The guide to instructor-base

All models
HKU NLP / instructor-base

HKU NLP / instructor-base

AI Model Milvus Integrated

Task: Embedding

Modality: Text

Similarity Metric: Cosine

License: Apache 2.0

Dimensions: 768

Max Input Tokens: 512

Price: Free

Introduction to the Instructor Model Family

The Instructor model by NKU NLP is a text embedding model fine-tuned with instructions. It creates task-specific embeddings (for classification, retrieval, clustering, text evaluation, etc.) across various domains (like science and finance) by just providing task instructions—no extra fine-tuning is needed.

Figure How the Instructor Model works

Figure: How the Instructor Model works (image by NKU NLP)

The Instructor model comes in three variations: instructor-base, instructor-xl, and instructor-large. Each version offers different levels of performance and scalability to suit various embedding needs.

Introduction to instructor-base

instructor-base is the smallest variant of the Instructor model family, designed to balance efficiency and performance. It’s ideal for tasks that require high-quality text embeddings with a lower computational footprint.

Comparing instructor-base, instructor-xl, and instructor-large

Feature	instructor-base	instructor-large	instructor-xl
Parameter Size	86 million	335 million	1.5 billion
Embedding Dimension	768	768	768
Avg. MTEB Score	55.9	58.4	58.8

How to create embeddings with instructor-base

There are two primary ways to generate vector embeddings:

PyMilvus: the Python SDK for Milvus that seamlessly integrates the instructor-base model.
Instructor library: the Python library InstructorEmbedding.

Once the vector embeddings are created, they can be stored in Zilliz Cloud (a fully managed vector database service powered by Milvus) and used for semantic similarity search. Here are four key steps:

Sign up for a Zilliz Cloud account for free.
Set up a serverless cluster and obtain the Public Endpoint and API Key.
Create a vector collection and insert your vector embeddings.
Run a semantic search on the stored embeddings.

Create embeddings via PyMilvus

from pymilvus.model.dense import InstructorEmbeddingFunction
from pymilvus import MilvusClient

ef = InstructorEmbeddingFunction(
    "hkunlp/instructor-base", 
    query_instruction="Represent the Wikipedia question for retrieving supporting documents:", 
    doc_instruction="Represent the Wikipedia document for retrieval:")

docs = [
   "Artificial intelligence was founded as an academic discipline in 1956.",
   "Alan Turing was the first person to conduct substantial research in AI.",
   "Born in Maida Vale, London, Turing was raised in southern England."

**REQUIRED WORK**.
1. According to the instructor-base guide, what is the parameter size of instructor-base?
2. Please pick up the instructor-base guide where it stops and keep writing it.

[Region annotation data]

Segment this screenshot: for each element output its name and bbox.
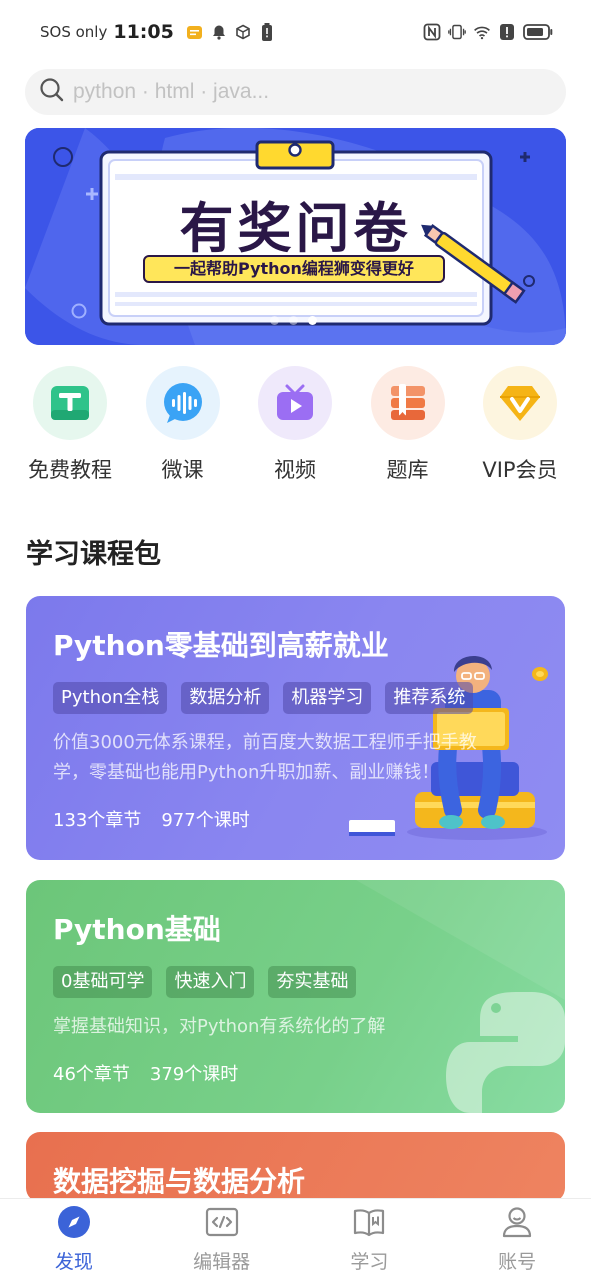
course-tag: 快速入门 (166, 966, 255, 998)
battery-icon (523, 23, 553, 41)
course-tag: 夯实基础 (268, 966, 357, 998)
course-tag: Python全栈 (53, 682, 168, 714)
clock: 11:05 (113, 21, 174, 43)
box-icon (234, 23, 252, 41)
course-card[interactable]: Python基础 0基础可学 快速入门 夯实基础 掌握基础知识，对Python有… (26, 880, 565, 1113)
nav-label: 学习 (350, 1251, 389, 1273)
category-vip[interactable]: VIP会员 (464, 366, 576, 484)
code-editor-icon (205, 1205, 239, 1243)
carousel-indicator (270, 316, 317, 325)
nav-label: 发现 (54, 1251, 93, 1273)
promo-banner[interactable]: 有奖问卷 一起帮助Python编程狮变得更好 (25, 128, 566, 345)
lesson-count: 977个课时 (161, 810, 250, 831)
course-card[interactable]: Python零基础到高薪就业 Python全栈 数据分析 机器学习 推荐系统 价… (26, 596, 565, 860)
notes-icon (186, 23, 204, 41)
open-book-icon (352, 1205, 386, 1243)
nav-label: 编辑器 (193, 1251, 251, 1273)
category-micro-lessons[interactable]: 微课 (127, 366, 239, 484)
course-description: 价值3000元体系课程，前百度大数据工程师手把手教 学，零基础也能用Python… (53, 728, 477, 788)
wifi-icon (473, 23, 491, 41)
banner-title: 有奖问卷 (179, 197, 412, 260)
course-tags: Python全栈 数据分析 机器学习 推荐系统 (53, 682, 474, 714)
status-bar: SOS only 11:05 (0, 0, 591, 64)
course-tag: 推荐系统 (385, 682, 474, 714)
course-tag: 数据分析 (181, 682, 270, 714)
course-description-line: 价值3000元体系课程，前百度大数据工程师手把手教 (53, 732, 477, 753)
diamond-v-icon (483, 366, 557, 440)
category-label: 微课 (161, 458, 204, 482)
category-question-bank[interactable]: 题库 (352, 366, 464, 484)
course-card[interactable]: 数据挖掘与数据分析 (26, 1132, 565, 1202)
bell-icon (210, 23, 228, 41)
category-label: VIP会员 (482, 458, 558, 482)
user-icon (500, 1205, 534, 1243)
carousel-dot-active (308, 316, 317, 325)
section-title: 学习课程包 (26, 539, 161, 570)
carousel-dot (270, 316, 279, 325)
course-title: Python零基础到高薪就业 (53, 629, 389, 662)
course-tag: 0基础可学 (53, 966, 153, 998)
audio-bubble-icon (145, 366, 220, 440)
category-free-tutorials[interactable]: 免费教程 (14, 366, 126, 484)
nfc-icon (423, 23, 441, 41)
category-label: 免费教程 (28, 458, 112, 482)
search-icon (39, 77, 65, 107)
vibrate-icon (448, 23, 466, 41)
chapter-count: 46个章节 (53, 1064, 130, 1085)
alert-icon (498, 23, 516, 41)
compass-icon (57, 1205, 91, 1243)
search-input[interactable] (73, 80, 513, 104)
course-description-line: 掌握基础知识，对Python有系统化的了解 (53, 1016, 386, 1037)
search-bar[interactable] (25, 69, 566, 115)
nav-editor[interactable]: 编辑器 (162, 1205, 282, 1274)
course-title: 数据挖掘与数据分析 (53, 1165, 306, 1198)
nav-account[interactable]: 账号 (457, 1205, 577, 1274)
course-description-line: 学，零基础也能用Python升职加薪、副业赚钱！ (53, 762, 440, 783)
course-description: 掌握基础知识，对Python有系统化的了解 (53, 1012, 385, 1042)
tv-play-icon (258, 366, 332, 440)
course-meta: 133个章节 977个课时 (53, 806, 250, 832)
nav-label: 账号 (498, 1251, 537, 1273)
chapter-count: 133个章节 (53, 810, 142, 831)
bottom-nav: 发现 编辑器 学习 账号 (0, 1198, 591, 1280)
nav-learn[interactable]: 学习 (309, 1205, 429, 1274)
lesson-count: 379个课时 (149, 1064, 239, 1085)
carousel-dot (289, 316, 298, 325)
nav-discover[interactable]: 发现 (14, 1205, 134, 1274)
category-videos[interactable]: 视频 (239, 366, 351, 484)
banner-subtitle: 一起帮助Python编程狮变得更好 (143, 255, 445, 283)
books-icon (370, 366, 445, 440)
course-tag: 机器学习 (283, 682, 372, 714)
course-meta: 46个章节 379个课时 (53, 1060, 238, 1086)
category-label: 题库 (386, 458, 429, 482)
course-title: Python基础 (53, 913, 221, 946)
book-t-icon (33, 366, 107, 440)
course-tags: 0基础可学 快速入门 夯实基础 (53, 966, 357, 998)
category-row: 免费教程 微课 视频 题库 VIP会员 (14, 366, 576, 484)
category-label: 视频 (274, 458, 316, 482)
battery-alert-icon (258, 23, 276, 41)
carrier-label: SOS only (40, 23, 108, 41)
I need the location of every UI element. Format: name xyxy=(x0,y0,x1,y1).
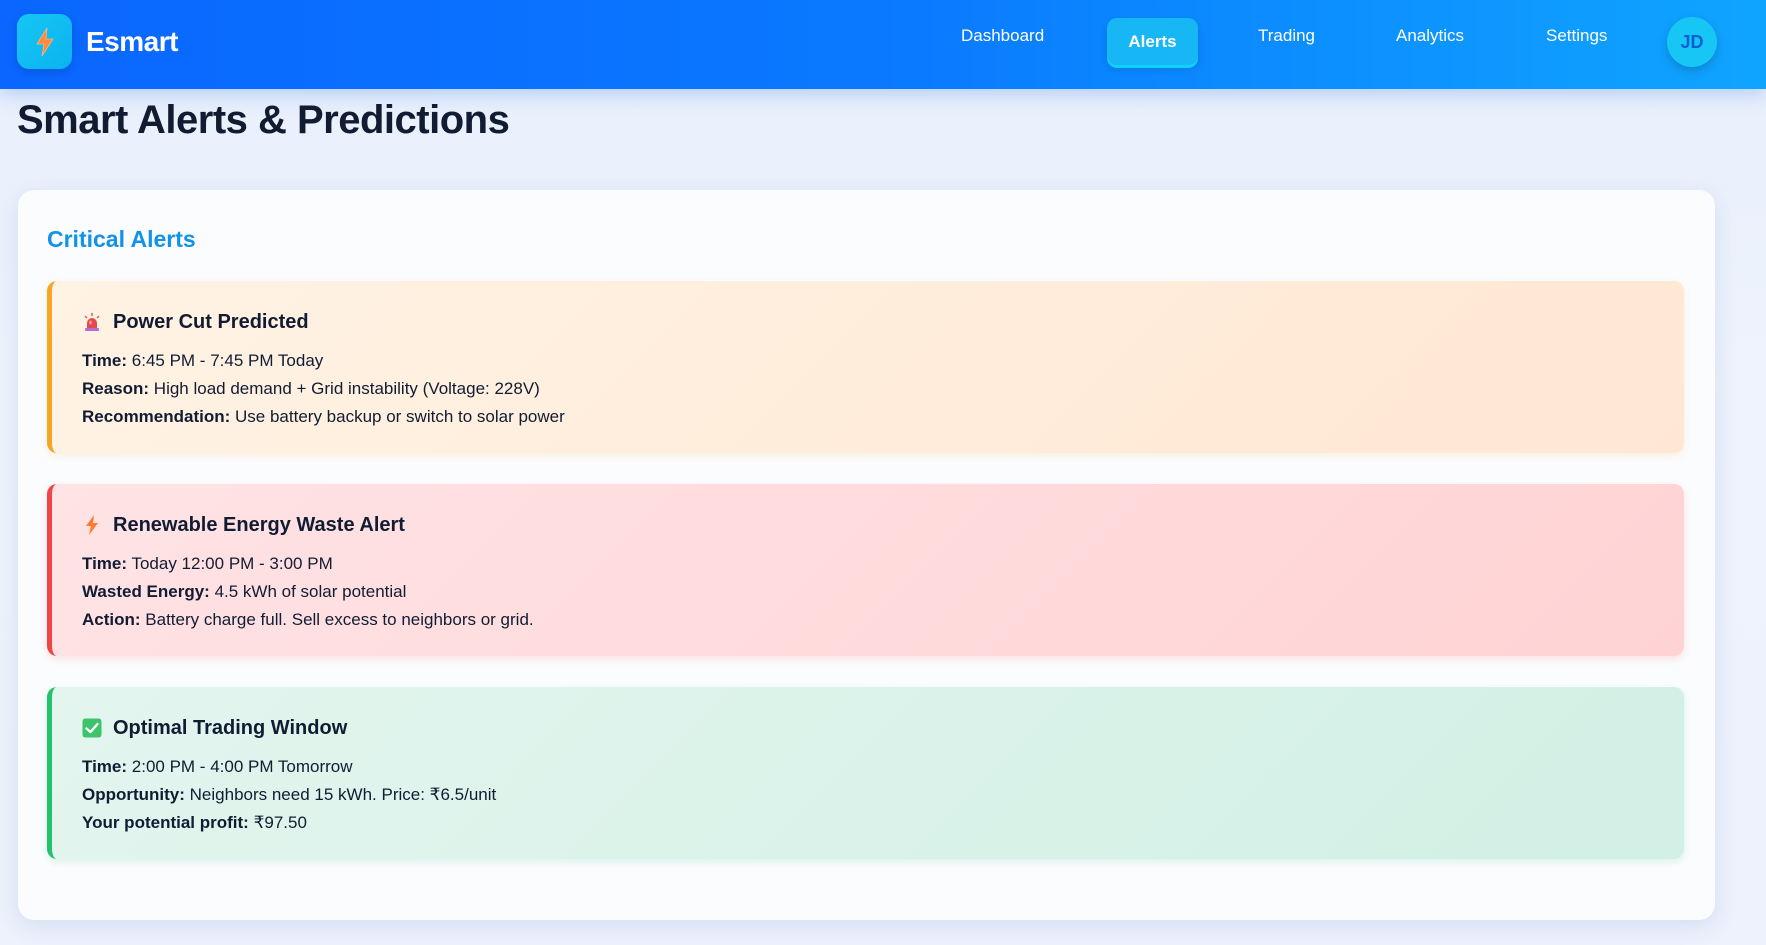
alerts-card: Critical Alerts Power Cut Predicted Time… xyxy=(18,190,1715,920)
alert-detail-time: Time: Today 12:00 PM - 3:00 PM xyxy=(82,554,333,573)
siren-icon xyxy=(82,312,102,332)
nav-alerts[interactable]: Alerts xyxy=(1107,18,1198,65)
top-nav-bar: Esmart Dashboard Alerts Trading Analytic… xyxy=(0,0,1766,89)
page-title: Smart Alerts & Predictions xyxy=(17,98,510,142)
alert-detail-time: Time: 2:00 PM - 4:00 PM Tomorrow xyxy=(82,757,353,776)
alert-header: Power Cut Predicted xyxy=(82,307,1684,337)
nav-trading[interactable]: Trading xyxy=(1258,26,1315,46)
nav-alerts-label: Alerts xyxy=(1128,31,1177,51)
lightning-icon xyxy=(35,27,54,56)
alert-detail-profit: Your potential profit: ₹97.50 xyxy=(82,813,307,832)
alert-detail-wasted-energy: Wasted Energy: 4.5 kWh of solar potentia… xyxy=(82,582,407,601)
logo[interactable] xyxy=(17,14,72,69)
avatar-initials: JD xyxy=(1680,31,1704,52)
check-box-icon xyxy=(82,718,102,738)
alert-title: Renewable Energy Waste Alert xyxy=(113,513,405,536)
alert-header: Optimal Trading Window xyxy=(82,713,1684,743)
nav-settings[interactable]: Settings xyxy=(1546,26,1607,46)
user-avatar[interactable]: JD xyxy=(1667,17,1717,67)
nav-dashboard[interactable]: Dashboard xyxy=(961,26,1044,46)
alert-header: Renewable Energy Waste Alert xyxy=(82,510,1684,540)
alert-title: Optimal Trading Window xyxy=(113,716,348,739)
alert-detail-recommendation: Recommendation: Use battery backup or sw… xyxy=(82,407,565,426)
alert-energy-waste[interactable]: Renewable Energy Waste Alert Time: Today… xyxy=(47,484,1684,656)
alert-title: Power Cut Predicted xyxy=(113,310,309,333)
alert-detail-reason: Reason: High load demand + Grid instabil… xyxy=(82,379,540,398)
alert-detail-time: Time: 6:45 PM - 7:45 PM Today xyxy=(82,351,324,370)
alert-detail-action: Action: Battery charge full. Sell excess… xyxy=(82,610,534,629)
nav-analytics[interactable]: Analytics xyxy=(1396,26,1464,46)
alert-trading-window[interactable]: Optimal Trading Window Time: 2:00 PM - 4… xyxy=(47,687,1684,859)
section-title: Critical Alerts xyxy=(47,226,196,252)
alert-power-cut[interactable]: Power Cut Predicted Time: 6:45 PM - 7:45… xyxy=(47,281,1684,453)
lightning-icon xyxy=(82,515,102,535)
brand-name[interactable]: Esmart xyxy=(86,26,178,58)
alert-detail-opportunity: Opportunity: Neighbors need 15 kWh. Pric… xyxy=(82,785,497,804)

**RESULTS OF THE TASKS**.
1. 86 million

2.
]
# Generate embeddings for documents
docs_embeddings = ef.encode_documents(docs)

queries = ["When was artificial intelligence founded",
          "Where was Alan Turing born?"]

# Generate embeddings for queries
query_embeddings = ef.encode_queries(queries)

client = MilvusClient(
    uri=ZILLIZ_PUBLIC_ENDPOINT,
    token=ZILLIZ_API_KEY)
    
COLLECTION = "documents"
if client.has_collection(collection_name=COLLECTION):
    client.drop_collection(collection_name=COLLECTION)
client.create_collection(
    collection_name=COLLECTION,
    dimension=ef.dim,
    auto_id=True)

for doc, embedding in zip(docs, docs_embeddings):
    client.insert(COLLECTION, {"text": doc, "vector": embedding})

results = client.search(
    collection_name=COLLECTION,
    data=query_embeddings,
    consistency_level="Strong",
    output_fields=["text"])

Generate vector embeddings via InstructorEmbedding Library

from InstructorEmbedding import INSTRUCTOR
from pymilvus import MilvusClient

model = INSTRUCTOR('hkunlp/instructor-base')

docs = [["Represent the Wikipedia document for retrieval: ", "Artificial intelligence was founded as an academic discipline in 1956."],
        ["Represent the Wikipedia document for retrieval: ", "Alan Turing was the first person to conduct substantial research in AI."],
        ["Represent the Wikipedia document for retrieval: ", "Born in Maida Vale, London, Turing was raised in southern England."]]
# Generate embeddings for documents
docs_embeddings = model.encode(docs, normalize_embeddings=True)


queries = [["Represent the Wikipedia question for retrieving supporting documents: ", "When was artificial intelligence founded"],
           ["Represent the Wikipedia question for retrieving supporting documents: ", "Where was Alan Turing born?"]]
# Generate embeddings for queries
query_embeddings = model.encode(queries, normalize_embeddings=True)

# Connect to Zilliz Cloud with Public Endpoint and API Key
client = MilvusClient(
    uri=ZILLIZ_PUBLIC_ENDPOINT,
    token=ZILLIZ_API_KEY)

COLLECTION = "documents"
if client.has_collection(collection_name=COLLECTION):
    client.drop_collection(collection_name=COLLECTION)
client.create_collection(
    collection_name=COLLECTION,
    dimension=768,
    auto_id=True)

for doc, embedding in zip(docs, docs_embeddings):
    client.insert(COLLECTION, {"text": doc, "vector": embedding})
    
results = client.search(
    collection_name=COLLECTION,
    data=query_embeddings,
    consistency_level="Strong",
    output_fields=["text"])